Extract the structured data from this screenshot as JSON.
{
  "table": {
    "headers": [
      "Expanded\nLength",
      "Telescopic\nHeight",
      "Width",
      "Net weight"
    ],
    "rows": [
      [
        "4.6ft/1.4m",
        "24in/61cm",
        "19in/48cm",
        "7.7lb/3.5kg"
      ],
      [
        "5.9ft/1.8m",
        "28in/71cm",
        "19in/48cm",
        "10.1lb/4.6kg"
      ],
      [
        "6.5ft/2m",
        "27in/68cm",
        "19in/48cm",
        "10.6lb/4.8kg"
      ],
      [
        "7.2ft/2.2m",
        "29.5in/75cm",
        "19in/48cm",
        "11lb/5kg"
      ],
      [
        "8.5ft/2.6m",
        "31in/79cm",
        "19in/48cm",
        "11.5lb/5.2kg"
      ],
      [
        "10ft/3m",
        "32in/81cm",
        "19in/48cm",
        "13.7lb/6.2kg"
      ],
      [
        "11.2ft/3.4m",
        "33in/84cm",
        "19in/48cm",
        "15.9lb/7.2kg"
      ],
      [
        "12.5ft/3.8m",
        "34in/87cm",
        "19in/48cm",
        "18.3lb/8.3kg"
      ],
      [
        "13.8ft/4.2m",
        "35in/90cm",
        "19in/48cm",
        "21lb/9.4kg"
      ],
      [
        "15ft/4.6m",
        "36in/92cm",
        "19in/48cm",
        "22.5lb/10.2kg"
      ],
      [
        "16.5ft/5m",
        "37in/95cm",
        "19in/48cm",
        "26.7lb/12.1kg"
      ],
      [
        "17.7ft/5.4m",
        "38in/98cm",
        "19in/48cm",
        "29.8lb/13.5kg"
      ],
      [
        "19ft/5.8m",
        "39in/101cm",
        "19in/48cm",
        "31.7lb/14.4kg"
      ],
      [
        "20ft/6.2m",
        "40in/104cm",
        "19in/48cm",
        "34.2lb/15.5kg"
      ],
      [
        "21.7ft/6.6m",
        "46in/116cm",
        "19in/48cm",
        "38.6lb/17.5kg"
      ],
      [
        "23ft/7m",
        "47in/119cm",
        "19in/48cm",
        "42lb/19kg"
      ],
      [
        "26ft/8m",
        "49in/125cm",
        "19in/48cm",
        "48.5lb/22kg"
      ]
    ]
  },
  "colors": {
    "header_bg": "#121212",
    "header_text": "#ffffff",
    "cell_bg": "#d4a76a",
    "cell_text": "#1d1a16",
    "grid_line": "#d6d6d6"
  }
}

────────────────────────────────────────

*WORK REQUIRED*
All of the data above should be transcribed exactly.

*SOLUTION TO THIS PROBLEM*
Extract the structured data from this screenshot as JSON.
{
  "table": {
    "headers": [
      "Expanded\nLength",
      "Telescopic\nHeight",
      "Width",
      "Net weight"
    ],
    "rows": [
      [
        "4.6ft/1.4m",
        "24in/61cm",
        "19in/48cm",
        "7.7lb/3.5kg"
      ],
      [
        "5.9ft/1.8m",
        "28in/71cm",
        "19in/48cm",
        "10.1lb/4.6kg"
      ],
      [
        "6.5ft/2m",
        "27in/68cm",
        "19in/48cm",
        "10.6lb/4.8kg"
      ],
      [
        "7.2ft/2.2m",
        "29.5in/75cm",
        "19in/48cm",
        "11lb/5kg"
      ],
      [
        "8.5ft/2.6m",
        "31in/79cm",
        "19in/48cm",
        "11.5lb/5.2kg"
      ],
      [
        "10ft/3m",
        "32in/81cm",
        "19in/48cm",
        "13.7lb/6.2kg"
      ],
      [
        "11.2ft/3.4m",
        "33in/84cm",
        "19in/48cm",
        "15.9lb/7.2kg"
      ],
      [
        "12.5ft/3.8m",
        "34in/87cm",
        "19in/48cm",
        "18.3lb/8.3kg"
      ],
      [
        "13.8ft/4.2m",
        "35in/90cm",
        "19in/48cm",
        "21lb/9.4kg"
      ],
      [
        "15ft/4.6m",
        "36in/92cm",
        "19in/48cm",
        "22.5lb/10.2kg"
      ],
      [
        "16.5ft/5m",
        "37in/95cm",
        "19in/48cm",
        "26.7lb/12.1kg"
      ],
      [
        "17.7ft/5.4m",
        "38in/98cm",
        "19in/48cm",
        "29.8lb/13.5kg"
      ],
      [
        "19ft/5.8m",
        "39in/101cm",
        "19in/48cm",
        "31.7lb/14.4kg"
      ],
      [
        "20ft/6.2m",
        "40in/104cm",
        "19in/48cm",
        "34.2lb/15.5kg"
      ],
      [
        "21.7ft/6.6m",
        "46in/116cm",
        "19in/48cm",
        "38.6lb/17.5kg"
      ],
      [
        "23ft/7m",
        "47in/119cm",
        "19in/48cm",
        "42lb/19kg"
      ],
      [
        "26ft/8m",
        "49in/125cm",
        "19in/48cm",
        "48.5lb/22kg"
      ]
    ]
  },
  "colors": {
    "header_bg": "#121212",
    "header_text": "#ffffff",
    "cell_bg": "#d4a76a",
    "cell_text": "#1d1a16",
    "grid_line": "#d6d6d6"
  }
}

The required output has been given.